Task to complete:
Show only lines that include "name".
# Start of Input
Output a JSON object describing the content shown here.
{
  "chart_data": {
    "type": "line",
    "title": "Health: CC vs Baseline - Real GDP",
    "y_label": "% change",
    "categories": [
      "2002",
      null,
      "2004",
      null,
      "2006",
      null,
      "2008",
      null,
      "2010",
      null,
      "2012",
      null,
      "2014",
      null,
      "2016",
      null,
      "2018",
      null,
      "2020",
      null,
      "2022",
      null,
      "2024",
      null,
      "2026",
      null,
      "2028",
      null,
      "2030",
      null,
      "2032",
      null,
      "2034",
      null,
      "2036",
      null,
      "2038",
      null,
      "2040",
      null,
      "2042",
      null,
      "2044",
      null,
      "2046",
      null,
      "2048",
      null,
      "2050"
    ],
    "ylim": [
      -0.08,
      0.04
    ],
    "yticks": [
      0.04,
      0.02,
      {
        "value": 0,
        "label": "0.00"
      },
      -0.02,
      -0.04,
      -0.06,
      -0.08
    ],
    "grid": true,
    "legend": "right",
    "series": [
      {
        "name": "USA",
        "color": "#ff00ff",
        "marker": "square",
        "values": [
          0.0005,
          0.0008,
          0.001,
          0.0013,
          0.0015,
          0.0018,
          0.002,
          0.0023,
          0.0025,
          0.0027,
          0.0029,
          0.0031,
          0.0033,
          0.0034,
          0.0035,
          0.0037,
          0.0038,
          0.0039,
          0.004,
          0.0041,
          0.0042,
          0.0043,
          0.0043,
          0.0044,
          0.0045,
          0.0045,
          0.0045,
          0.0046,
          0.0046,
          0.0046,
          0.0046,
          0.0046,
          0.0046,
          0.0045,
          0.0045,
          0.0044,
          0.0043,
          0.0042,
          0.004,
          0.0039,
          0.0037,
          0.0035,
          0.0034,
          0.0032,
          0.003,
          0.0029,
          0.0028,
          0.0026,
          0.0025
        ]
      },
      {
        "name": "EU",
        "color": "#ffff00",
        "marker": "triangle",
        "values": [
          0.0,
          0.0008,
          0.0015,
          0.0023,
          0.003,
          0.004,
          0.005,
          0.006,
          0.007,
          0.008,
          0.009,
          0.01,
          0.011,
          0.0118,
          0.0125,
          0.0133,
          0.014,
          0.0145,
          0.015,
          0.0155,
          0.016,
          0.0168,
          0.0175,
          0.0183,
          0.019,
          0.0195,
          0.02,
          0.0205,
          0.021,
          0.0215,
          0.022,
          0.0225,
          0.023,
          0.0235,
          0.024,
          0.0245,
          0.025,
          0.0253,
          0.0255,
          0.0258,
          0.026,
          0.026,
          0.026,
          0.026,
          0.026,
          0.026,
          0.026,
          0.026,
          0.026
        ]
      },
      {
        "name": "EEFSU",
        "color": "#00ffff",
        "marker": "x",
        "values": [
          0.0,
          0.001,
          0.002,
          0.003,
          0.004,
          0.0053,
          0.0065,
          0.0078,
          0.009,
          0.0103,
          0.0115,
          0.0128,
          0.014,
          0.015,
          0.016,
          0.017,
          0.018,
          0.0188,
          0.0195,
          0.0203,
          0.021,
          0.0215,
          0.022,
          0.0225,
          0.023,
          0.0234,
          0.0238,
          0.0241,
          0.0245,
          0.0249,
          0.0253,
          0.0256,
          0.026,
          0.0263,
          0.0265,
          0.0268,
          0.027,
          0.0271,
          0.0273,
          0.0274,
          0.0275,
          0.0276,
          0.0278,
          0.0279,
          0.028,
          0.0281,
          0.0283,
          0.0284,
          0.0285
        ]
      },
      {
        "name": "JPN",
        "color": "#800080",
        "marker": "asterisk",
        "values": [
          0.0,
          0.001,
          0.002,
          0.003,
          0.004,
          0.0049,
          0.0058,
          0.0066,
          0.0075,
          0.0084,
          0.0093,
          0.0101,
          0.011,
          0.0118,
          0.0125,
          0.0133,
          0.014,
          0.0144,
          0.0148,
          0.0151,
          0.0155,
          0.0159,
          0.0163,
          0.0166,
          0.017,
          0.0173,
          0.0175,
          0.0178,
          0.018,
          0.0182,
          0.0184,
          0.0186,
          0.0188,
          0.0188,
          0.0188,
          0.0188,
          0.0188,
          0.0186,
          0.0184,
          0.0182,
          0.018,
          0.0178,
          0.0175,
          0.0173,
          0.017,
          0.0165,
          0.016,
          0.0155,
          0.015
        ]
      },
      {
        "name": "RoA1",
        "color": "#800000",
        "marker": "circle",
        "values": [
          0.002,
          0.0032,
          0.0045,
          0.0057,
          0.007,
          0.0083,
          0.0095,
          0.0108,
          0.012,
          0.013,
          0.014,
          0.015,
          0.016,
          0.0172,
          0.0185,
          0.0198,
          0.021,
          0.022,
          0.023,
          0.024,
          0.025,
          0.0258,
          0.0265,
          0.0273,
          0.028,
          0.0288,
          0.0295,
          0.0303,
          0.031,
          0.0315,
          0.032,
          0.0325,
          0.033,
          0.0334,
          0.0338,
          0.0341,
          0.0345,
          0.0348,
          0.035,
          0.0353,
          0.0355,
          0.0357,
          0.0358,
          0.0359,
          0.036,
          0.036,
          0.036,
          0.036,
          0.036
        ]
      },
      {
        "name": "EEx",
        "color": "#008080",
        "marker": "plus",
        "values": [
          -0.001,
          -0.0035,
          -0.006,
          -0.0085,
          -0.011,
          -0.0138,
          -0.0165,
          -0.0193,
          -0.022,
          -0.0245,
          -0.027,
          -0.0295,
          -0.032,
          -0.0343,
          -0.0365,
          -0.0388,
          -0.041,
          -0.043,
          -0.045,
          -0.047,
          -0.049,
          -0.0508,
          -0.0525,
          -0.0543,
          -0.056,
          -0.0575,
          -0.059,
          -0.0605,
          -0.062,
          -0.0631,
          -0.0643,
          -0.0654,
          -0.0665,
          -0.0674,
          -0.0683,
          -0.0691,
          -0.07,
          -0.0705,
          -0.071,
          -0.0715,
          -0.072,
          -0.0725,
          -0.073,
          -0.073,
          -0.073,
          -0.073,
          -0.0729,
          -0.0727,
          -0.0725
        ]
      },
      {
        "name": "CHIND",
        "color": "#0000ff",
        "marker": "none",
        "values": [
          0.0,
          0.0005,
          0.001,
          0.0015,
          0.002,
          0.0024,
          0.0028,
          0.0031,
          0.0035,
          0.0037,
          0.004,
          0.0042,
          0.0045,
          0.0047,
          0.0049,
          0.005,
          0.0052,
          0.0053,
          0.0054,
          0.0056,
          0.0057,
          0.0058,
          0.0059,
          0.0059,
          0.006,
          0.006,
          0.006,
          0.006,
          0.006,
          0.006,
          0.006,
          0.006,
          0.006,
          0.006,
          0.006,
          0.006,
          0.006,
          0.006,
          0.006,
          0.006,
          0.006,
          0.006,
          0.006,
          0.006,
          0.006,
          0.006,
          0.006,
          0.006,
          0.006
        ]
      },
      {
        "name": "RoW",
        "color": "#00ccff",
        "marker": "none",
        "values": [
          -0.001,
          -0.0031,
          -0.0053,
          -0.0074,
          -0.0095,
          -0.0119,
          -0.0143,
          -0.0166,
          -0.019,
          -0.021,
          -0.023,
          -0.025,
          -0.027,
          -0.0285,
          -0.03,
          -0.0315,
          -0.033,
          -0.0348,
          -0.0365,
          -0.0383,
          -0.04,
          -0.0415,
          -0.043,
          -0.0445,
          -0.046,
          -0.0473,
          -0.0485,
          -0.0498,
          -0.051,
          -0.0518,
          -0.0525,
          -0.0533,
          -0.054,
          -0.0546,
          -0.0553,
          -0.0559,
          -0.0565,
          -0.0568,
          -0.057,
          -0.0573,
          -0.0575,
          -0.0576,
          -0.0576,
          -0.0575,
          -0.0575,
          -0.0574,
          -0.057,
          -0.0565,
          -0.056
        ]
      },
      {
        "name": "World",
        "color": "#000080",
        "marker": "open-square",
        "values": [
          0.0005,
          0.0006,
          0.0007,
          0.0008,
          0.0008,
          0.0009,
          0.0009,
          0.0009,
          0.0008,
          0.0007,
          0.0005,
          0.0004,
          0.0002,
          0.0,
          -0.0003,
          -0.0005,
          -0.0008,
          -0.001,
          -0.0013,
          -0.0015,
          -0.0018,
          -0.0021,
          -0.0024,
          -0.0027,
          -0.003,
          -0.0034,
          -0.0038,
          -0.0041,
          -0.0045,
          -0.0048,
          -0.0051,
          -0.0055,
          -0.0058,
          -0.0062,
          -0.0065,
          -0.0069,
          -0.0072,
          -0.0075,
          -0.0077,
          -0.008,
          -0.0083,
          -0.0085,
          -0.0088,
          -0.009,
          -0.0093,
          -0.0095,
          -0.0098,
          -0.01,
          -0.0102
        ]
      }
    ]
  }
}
# End of Input
Task solution:
        "name": "USA",
        "name": "EU",
        "name": "EEFSU",
        "name": "JPN",
        "name": "RoA1",
        "name": "EEx",
        "name": "CHIND",
        "name": "RoW",
        "name": "World",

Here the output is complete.